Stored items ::
···

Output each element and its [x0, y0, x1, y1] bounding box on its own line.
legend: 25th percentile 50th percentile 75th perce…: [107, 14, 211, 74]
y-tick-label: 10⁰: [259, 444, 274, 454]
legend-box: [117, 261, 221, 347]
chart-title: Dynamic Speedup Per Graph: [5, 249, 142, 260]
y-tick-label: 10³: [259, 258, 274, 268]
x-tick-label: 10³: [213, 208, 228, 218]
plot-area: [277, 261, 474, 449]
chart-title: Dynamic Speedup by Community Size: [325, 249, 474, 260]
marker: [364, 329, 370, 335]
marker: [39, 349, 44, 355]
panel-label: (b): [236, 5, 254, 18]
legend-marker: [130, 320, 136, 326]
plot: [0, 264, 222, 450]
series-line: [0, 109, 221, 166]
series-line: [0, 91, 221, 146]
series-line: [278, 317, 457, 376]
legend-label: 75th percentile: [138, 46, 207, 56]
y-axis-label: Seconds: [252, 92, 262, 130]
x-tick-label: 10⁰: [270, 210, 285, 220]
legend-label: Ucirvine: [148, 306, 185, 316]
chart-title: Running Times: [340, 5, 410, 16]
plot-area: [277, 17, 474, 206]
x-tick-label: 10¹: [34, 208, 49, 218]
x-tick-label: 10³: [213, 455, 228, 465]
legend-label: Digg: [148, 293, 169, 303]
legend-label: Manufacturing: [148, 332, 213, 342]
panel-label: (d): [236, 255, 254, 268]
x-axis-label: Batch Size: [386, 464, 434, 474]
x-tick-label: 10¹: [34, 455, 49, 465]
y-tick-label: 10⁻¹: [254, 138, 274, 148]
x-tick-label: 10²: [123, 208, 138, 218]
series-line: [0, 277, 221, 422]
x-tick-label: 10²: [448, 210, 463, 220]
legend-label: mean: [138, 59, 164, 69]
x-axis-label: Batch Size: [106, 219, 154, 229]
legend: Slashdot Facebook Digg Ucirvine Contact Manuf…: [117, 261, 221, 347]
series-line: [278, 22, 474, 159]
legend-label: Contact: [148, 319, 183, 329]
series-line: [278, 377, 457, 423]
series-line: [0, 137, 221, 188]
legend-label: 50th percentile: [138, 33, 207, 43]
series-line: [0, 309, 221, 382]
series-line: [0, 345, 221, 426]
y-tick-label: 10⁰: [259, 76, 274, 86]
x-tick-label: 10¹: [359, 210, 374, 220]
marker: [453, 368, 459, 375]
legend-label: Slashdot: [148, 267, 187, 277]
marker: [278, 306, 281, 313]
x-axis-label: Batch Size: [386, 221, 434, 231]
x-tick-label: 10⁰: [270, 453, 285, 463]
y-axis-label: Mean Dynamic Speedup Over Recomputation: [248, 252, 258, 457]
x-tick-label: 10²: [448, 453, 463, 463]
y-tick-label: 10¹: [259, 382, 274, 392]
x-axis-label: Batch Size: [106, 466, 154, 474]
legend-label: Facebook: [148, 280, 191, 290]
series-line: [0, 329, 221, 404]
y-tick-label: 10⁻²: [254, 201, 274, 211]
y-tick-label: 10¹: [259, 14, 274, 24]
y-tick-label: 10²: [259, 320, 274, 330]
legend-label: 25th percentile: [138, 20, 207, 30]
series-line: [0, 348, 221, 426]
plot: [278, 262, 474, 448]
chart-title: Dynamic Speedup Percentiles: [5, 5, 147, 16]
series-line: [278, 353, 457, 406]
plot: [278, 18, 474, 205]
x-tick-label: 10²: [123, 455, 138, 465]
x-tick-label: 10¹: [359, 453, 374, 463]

···

EXERCISE INSTRUCTIONS :: Write out every line of the items again, substituting "Batch Count" for each "Batch Size" and leaving everything else unchanged.

RESULT FOR THIS TASK ::
Output each element and its [x0, y0, x1, y1] bounding box on its own line.
legend: 25th percentile 50th percentile 75th perce…: [107, 14, 211, 74]
y-tick-label: 10⁰: [259, 444, 274, 454]
legend-box: [117, 261, 221, 347]
chart-title: Dynamic Speedup Per Graph: [5, 249, 142, 260]
y-tick-label: 10³: [259, 258, 274, 268]
x-tick-label: 10³: [213, 208, 228, 218]
plot-area: [277, 261, 474, 449]
chart-title: Dynamic Speedup by Community Size: [325, 249, 474, 260]
marker: [364, 329, 370, 335]
marker: [39, 349, 44, 355]
panel-label: (b): [236, 5, 254, 18]
legend-marker: [130, 320, 136, 326]
plot: [0, 264, 222, 450]
series-line: [0, 109, 221, 166]
series-line: [0, 91, 221, 146]
series-line: [278, 317, 457, 376]
legend-label: 75th percentile: [138, 46, 207, 56]
y-axis-label: Seconds: [252, 92, 262, 130]
x-tick-label: 10⁰: [270, 210, 285, 220]
legend-label: Ucirvine: [148, 306, 185, 316]
chart-title: Running Times: [340, 5, 410, 16]
plot-area: [277, 17, 474, 206]
x-tick-label: 10¹: [34, 208, 49, 218]
x-tick-label: 10³: [213, 455, 228, 465]
legend-label: Digg: [148, 293, 169, 303]
legend-label: Manufacturing: [148, 332, 213, 342]
panel-label: (d): [236, 255, 254, 268]
x-axis-label: Batch Count: [386, 464, 434, 474]
x-tick-label: 10¹: [34, 455, 49, 465]
y-tick-label: 10⁻¹: [254, 138, 274, 148]
x-tick-label: 10²: [123, 208, 138, 218]
series-line: [0, 277, 221, 422]
x-tick-label: 10²: [448, 210, 463, 220]
legend-label: mean: [138, 59, 164, 69]
x-axis-label: Batch Count: [106, 219, 154, 229]
legend: Slashdot Facebook Digg Ucirvine Contact Manuf…: [117, 261, 221, 347]
series-line: [278, 22, 474, 159]
legend-label: Contact: [148, 319, 183, 329]
series-line: [278, 377, 457, 423]
series-line: [0, 137, 221, 188]
legend-label: 50th percentile: [138, 33, 207, 43]
series-line: [0, 309, 221, 382]
series-line: [0, 345, 221, 426]
y-tick-label: 10⁰: [259, 76, 274, 86]
x-tick-label: 10¹: [359, 210, 374, 220]
marker: [453, 368, 459, 375]
legend-label: Slashdot: [148, 267, 187, 277]
marker: [278, 306, 281, 313]
x-axis-label: Batch Count: [386, 221, 434, 231]
x-tick-label: 10⁰: [270, 453, 285, 463]
y-axis-label: Mean Dynamic Speedup Over Recomputation: [248, 252, 258, 457]
x-tick-label: 10²: [448, 453, 463, 463]
y-tick-label: 10¹: [259, 382, 274, 392]
x-axis-label: Batch Count: [106, 466, 154, 474]
legend-label: Facebook: [148, 280, 191, 290]
series-line: [0, 329, 221, 404]
y-tick-label: 10⁻²: [254, 201, 274, 211]
y-tick-label: 10¹: [259, 14, 274, 24]
y-tick-label: 10²: [259, 320, 274, 330]
legend-label: 25th percentile: [138, 20, 207, 30]
series-line: [0, 348, 221, 426]
plot: [278, 262, 474, 448]
chart-title: Dynamic Speedup Percentiles: [5, 5, 147, 16]
series-line: [278, 353, 457, 406]
plot: [278, 18, 474, 205]
x-tick-label: 10²: [123, 455, 138, 465]
x-tick-label: 10¹: [359, 453, 374, 463]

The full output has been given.